── Supplied data ──
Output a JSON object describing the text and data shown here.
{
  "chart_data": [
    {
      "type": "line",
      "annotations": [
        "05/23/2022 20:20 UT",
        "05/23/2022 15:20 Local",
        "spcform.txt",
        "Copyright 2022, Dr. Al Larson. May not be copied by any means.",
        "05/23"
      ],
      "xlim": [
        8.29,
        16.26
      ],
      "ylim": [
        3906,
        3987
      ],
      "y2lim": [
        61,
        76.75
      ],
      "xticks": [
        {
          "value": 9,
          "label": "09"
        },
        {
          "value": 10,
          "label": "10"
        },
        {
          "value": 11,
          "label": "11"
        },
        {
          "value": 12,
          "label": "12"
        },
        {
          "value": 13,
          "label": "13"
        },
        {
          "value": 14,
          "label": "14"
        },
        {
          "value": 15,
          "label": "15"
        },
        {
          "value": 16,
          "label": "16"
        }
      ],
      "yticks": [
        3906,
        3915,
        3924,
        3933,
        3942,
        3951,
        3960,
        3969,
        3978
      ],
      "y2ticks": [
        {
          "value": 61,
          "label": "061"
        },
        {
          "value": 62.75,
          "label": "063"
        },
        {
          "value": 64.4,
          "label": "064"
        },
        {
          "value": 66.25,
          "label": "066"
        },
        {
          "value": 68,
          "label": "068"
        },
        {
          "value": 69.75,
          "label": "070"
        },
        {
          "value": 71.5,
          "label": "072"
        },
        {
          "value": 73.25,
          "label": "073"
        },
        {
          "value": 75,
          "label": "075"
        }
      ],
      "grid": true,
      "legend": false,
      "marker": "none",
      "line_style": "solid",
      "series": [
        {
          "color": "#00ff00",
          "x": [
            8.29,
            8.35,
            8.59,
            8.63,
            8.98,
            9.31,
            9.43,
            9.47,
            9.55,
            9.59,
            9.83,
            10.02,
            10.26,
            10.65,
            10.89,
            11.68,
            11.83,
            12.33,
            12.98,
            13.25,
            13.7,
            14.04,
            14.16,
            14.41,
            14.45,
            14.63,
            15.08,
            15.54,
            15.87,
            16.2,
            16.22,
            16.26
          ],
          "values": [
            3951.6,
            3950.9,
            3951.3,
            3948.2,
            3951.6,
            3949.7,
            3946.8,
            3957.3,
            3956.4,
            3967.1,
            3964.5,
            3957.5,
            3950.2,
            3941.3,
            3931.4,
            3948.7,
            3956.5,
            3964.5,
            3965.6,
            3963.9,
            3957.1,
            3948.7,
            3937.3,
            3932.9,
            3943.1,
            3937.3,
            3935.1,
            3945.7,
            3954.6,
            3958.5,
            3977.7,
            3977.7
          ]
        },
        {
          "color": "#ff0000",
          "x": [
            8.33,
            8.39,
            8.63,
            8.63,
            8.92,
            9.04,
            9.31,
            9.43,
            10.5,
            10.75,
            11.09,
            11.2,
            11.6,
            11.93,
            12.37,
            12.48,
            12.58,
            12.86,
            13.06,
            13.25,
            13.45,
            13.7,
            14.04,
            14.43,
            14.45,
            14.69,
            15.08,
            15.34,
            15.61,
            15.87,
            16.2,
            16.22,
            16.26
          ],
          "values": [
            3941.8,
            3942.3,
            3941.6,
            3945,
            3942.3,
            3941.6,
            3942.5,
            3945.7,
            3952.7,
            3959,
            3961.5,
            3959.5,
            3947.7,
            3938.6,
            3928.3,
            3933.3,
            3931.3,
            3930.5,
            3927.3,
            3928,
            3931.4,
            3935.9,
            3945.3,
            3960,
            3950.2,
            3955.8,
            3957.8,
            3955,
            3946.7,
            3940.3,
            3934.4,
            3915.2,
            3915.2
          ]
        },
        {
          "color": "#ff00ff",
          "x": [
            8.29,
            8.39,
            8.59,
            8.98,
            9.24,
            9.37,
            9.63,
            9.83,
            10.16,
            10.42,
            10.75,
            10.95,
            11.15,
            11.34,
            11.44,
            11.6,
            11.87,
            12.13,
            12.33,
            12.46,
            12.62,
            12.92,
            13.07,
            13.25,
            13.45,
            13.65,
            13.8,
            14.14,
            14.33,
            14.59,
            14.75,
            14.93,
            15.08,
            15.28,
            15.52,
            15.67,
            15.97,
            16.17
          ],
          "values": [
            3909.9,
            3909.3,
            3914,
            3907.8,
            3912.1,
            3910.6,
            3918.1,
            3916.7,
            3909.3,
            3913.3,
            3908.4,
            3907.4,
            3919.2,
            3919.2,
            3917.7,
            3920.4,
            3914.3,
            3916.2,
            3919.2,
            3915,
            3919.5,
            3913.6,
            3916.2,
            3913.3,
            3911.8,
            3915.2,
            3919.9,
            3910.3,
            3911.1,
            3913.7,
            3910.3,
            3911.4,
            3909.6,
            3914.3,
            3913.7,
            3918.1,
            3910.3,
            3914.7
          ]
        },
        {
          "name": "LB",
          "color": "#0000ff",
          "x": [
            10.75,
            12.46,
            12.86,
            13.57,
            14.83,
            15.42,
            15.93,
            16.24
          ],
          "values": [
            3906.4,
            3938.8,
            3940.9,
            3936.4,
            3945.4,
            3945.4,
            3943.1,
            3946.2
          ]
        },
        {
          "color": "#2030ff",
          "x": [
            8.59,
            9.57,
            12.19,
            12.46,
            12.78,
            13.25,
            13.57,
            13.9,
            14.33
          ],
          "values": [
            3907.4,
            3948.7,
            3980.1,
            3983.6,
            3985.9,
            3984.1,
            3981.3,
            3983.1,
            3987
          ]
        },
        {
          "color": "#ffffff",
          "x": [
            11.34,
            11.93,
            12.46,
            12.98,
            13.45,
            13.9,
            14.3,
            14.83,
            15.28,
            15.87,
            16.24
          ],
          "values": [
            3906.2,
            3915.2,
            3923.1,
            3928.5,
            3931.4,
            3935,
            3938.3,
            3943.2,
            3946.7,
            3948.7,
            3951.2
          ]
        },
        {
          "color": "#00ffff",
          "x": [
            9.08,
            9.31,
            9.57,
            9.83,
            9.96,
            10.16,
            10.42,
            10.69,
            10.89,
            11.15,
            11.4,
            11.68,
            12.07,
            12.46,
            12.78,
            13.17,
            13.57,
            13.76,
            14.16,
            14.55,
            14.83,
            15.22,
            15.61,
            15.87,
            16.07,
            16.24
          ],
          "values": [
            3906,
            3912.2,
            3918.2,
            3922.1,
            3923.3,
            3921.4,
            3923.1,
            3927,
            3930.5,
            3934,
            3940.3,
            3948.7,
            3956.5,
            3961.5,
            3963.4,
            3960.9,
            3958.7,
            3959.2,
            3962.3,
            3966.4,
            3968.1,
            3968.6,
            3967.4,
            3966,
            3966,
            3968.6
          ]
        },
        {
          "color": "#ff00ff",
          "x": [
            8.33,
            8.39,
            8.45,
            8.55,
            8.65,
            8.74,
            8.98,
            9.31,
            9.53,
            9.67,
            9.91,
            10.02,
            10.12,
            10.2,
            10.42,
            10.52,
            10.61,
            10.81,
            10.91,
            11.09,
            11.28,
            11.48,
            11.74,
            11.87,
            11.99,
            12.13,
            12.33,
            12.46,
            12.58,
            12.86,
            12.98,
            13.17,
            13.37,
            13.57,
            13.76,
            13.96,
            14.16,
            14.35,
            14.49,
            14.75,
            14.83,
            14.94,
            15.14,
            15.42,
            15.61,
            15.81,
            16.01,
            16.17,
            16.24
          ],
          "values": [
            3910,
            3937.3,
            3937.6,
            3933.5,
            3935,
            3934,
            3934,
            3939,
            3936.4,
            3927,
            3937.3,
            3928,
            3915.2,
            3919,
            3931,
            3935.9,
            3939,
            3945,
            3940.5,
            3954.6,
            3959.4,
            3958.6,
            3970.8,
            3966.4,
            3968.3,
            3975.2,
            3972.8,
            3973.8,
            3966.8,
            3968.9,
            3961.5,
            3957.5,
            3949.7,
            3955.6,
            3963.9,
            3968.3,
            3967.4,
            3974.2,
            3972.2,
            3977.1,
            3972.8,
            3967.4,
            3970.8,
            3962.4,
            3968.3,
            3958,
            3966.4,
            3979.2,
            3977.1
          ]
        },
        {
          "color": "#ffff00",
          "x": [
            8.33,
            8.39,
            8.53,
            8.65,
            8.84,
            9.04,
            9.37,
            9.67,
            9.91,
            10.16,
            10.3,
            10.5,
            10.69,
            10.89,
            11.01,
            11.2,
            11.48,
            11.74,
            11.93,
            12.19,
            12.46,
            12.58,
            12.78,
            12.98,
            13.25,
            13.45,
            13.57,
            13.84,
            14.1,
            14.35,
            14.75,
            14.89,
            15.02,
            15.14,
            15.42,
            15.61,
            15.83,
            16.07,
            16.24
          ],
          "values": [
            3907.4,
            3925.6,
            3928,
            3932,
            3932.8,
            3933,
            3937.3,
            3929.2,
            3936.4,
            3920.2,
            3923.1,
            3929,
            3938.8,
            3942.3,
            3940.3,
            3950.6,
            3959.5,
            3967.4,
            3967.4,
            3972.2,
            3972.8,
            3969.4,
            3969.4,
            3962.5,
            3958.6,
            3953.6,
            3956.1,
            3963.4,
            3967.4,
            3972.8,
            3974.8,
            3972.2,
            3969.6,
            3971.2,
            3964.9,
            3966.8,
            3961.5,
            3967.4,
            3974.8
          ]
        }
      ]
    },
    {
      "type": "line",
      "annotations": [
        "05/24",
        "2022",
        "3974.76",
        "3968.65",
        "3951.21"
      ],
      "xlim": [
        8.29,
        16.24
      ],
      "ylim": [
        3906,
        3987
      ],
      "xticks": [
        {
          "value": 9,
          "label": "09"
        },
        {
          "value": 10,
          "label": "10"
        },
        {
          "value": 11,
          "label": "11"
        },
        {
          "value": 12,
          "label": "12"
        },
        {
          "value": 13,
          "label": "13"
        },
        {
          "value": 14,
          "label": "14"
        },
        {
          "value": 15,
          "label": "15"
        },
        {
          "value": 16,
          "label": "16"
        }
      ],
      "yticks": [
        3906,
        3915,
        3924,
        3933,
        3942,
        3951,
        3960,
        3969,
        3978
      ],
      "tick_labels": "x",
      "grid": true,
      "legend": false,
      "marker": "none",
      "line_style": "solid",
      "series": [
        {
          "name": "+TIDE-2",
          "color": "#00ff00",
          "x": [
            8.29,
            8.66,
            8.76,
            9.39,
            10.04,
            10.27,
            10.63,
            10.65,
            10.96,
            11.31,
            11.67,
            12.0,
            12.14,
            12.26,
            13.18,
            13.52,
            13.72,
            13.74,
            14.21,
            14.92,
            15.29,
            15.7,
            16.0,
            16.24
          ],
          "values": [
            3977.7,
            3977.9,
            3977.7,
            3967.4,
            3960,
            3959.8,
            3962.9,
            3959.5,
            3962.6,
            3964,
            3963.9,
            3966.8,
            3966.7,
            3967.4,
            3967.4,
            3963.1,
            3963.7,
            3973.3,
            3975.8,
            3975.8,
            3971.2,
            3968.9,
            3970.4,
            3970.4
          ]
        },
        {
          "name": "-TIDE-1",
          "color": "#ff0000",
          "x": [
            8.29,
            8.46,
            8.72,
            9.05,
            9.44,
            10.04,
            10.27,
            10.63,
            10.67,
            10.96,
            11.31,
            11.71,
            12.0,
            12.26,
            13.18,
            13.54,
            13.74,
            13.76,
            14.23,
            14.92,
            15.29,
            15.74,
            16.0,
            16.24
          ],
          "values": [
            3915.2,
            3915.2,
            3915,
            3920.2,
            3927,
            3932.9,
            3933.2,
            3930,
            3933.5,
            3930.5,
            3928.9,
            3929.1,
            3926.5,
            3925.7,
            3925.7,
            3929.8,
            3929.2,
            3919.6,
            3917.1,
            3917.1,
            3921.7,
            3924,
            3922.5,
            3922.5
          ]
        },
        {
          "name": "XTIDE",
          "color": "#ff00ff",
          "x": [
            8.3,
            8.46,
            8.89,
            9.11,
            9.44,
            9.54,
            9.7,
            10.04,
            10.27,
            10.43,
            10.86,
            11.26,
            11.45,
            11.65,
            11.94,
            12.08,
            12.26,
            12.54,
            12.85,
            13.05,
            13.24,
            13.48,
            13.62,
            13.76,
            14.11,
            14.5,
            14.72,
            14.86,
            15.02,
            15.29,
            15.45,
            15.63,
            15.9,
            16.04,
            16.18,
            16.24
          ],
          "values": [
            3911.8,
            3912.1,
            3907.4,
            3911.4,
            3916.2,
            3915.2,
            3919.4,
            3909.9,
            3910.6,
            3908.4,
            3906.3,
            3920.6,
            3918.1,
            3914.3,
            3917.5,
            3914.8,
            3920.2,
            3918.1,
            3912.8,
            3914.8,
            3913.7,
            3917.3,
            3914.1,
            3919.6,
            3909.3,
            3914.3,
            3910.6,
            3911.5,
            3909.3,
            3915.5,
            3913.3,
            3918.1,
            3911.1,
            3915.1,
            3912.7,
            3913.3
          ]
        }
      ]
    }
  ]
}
───
- _Directions for this task_: Search the entries for the word "name" and pick out every line that holds it.

- _Expected output_:
          "name": "LB",
          "name": "+TIDE-2",
          "name": "-TIDE-1",
          "name": "XTIDE",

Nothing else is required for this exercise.